Start of Supplied information

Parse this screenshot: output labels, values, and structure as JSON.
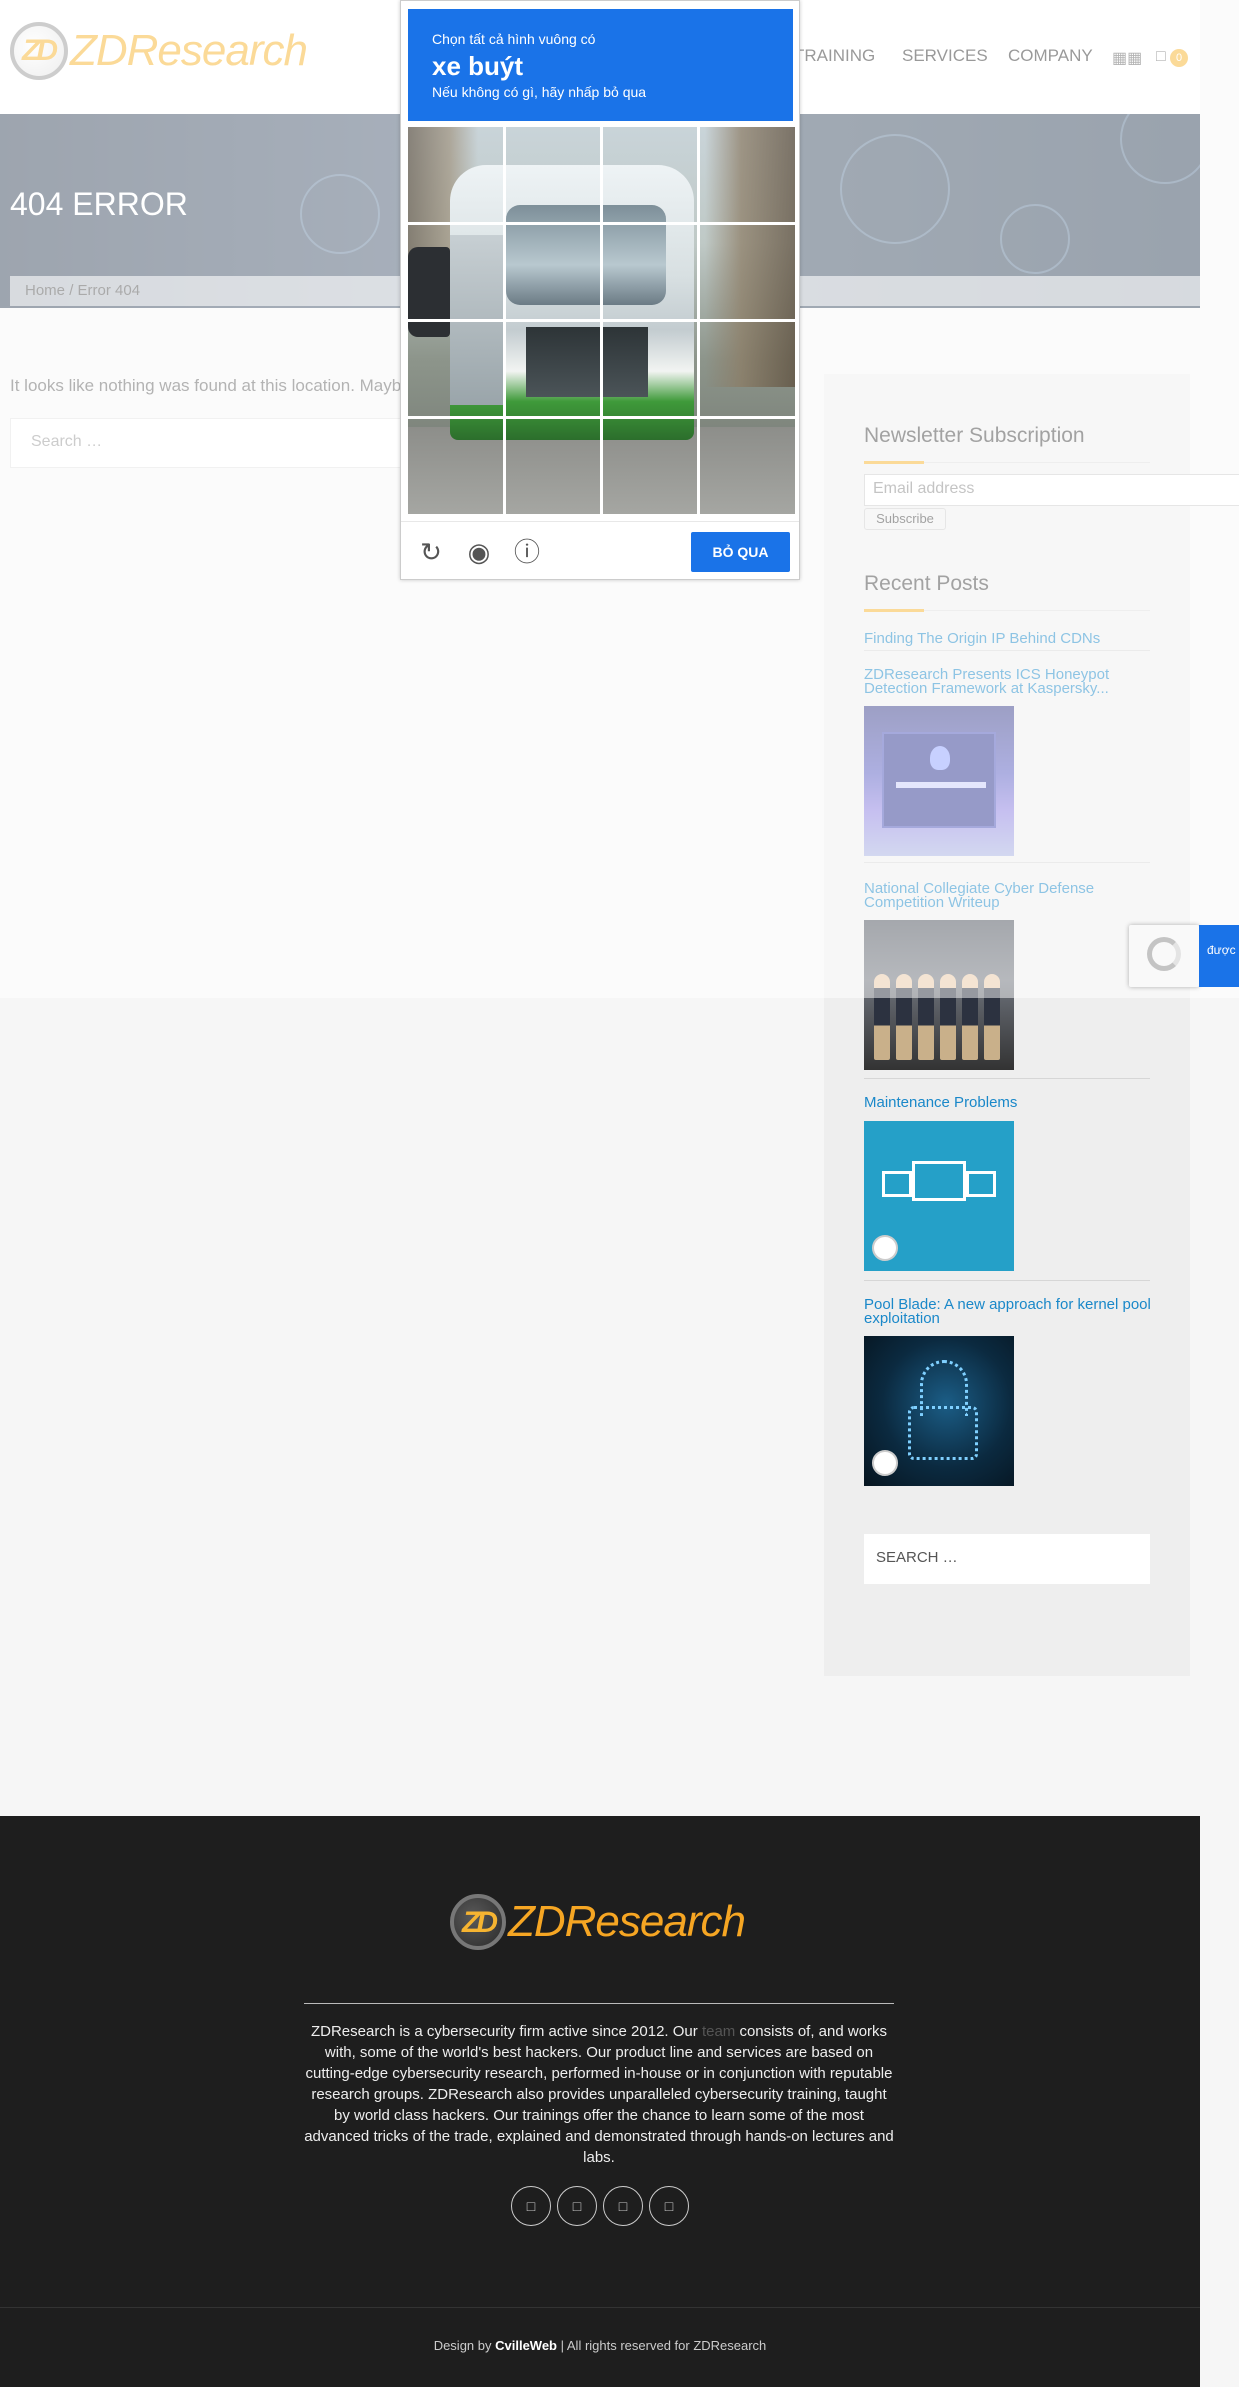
{
  "header": {
    "logo_text": "ZDResearch",
    "logo_mark": "ZD",
    "nav": [
      "TRAINING",
      "SERVICES",
      "COMPANY"
    ],
    "search_icon": "grid-search-icon",
    "cart_icon": "cart-icon",
    "cart_count": "0"
  },
  "hero": {
    "title": "404 ERROR",
    "breadcrumb_home": "Home",
    "breadcrumb_sep": "/",
    "breadcrumb_current": "Error 404"
  },
  "main": {
    "message": "It looks like nothing was found at this location. Mayb",
    "search_placeholder": "Search …"
  },
  "sidebar": {
    "newsletter_title": "Newsletter Subscription",
    "email_placeholder": "Email address",
    "subscribe_label": "Subscribe",
    "recent_title": "Recent Posts",
    "posts": [
      {
        "title": "Finding The Origin IP Behind CDNs"
      },
      {
        "title": "ZDResearch Presents ICS Honeypot Detection Framework at Kaspersky..."
      },
      {
        "title": "National Collegiate Cyber Defense Competition Writeup"
      },
      {
        "title": "Maintenance Problems"
      },
      {
        "title": "Pool Blade: A new approach for kernel pool exploitation"
      }
    ],
    "search_label": "SEARCH …"
  },
  "captcha": {
    "line1": "Chọn tất cả hình vuông có",
    "line2": "xe buýt",
    "line3": "Nếu không có gì, hãy nhấp bỏ qua",
    "skip_label": "BỎ QUA",
    "icons": [
      "reload-icon",
      "audio-icon",
      "info-icon"
    ]
  },
  "recaptcha": {
    "tab_text": "được"
  },
  "footer": {
    "logo_text": "ZDResearch",
    "about_part1": "ZDResearch is a cybersecurity firm active since 2012. Our ",
    "about_link": "team",
    "about_part2": " consists of, and works with, some of the world's best hackers. Our product line and services are based on cutting-edge cybersecurity research, performed in-house or in conjunction with reputable research groups. ZDResearch also provides unparalleled cybersecurity training, taught by world class hackers. Our trainings offer the chance to learn some of the most advanced tricks of the trade, explained and demonstrated through hands-on lectures and labs.",
    "social_icons": [
      "facebook-icon",
      "twitter-icon",
      "linkedin-icon",
      "github-icon"
    ],
    "credit_prefix": "Design by ",
    "credit_name": "CvilleWeb",
    "credit_suffix": " | All rights reserved for ZDResearch"
  },
  "colors": {
    "brand": "#f6b431",
    "link": "#1a88c9",
    "captcha_blue": "#1a73e8",
    "footer_bg": "#1e1e1e"
  }
}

End of Supplied information

Goal of the exercise:
Locate the word "this" in the records and collect each line it appears in.

Completed task:
Parse this screenshot: output labels, values, and structure as JSON.
    "message": "It looks like nothing was found at this location. Mayb",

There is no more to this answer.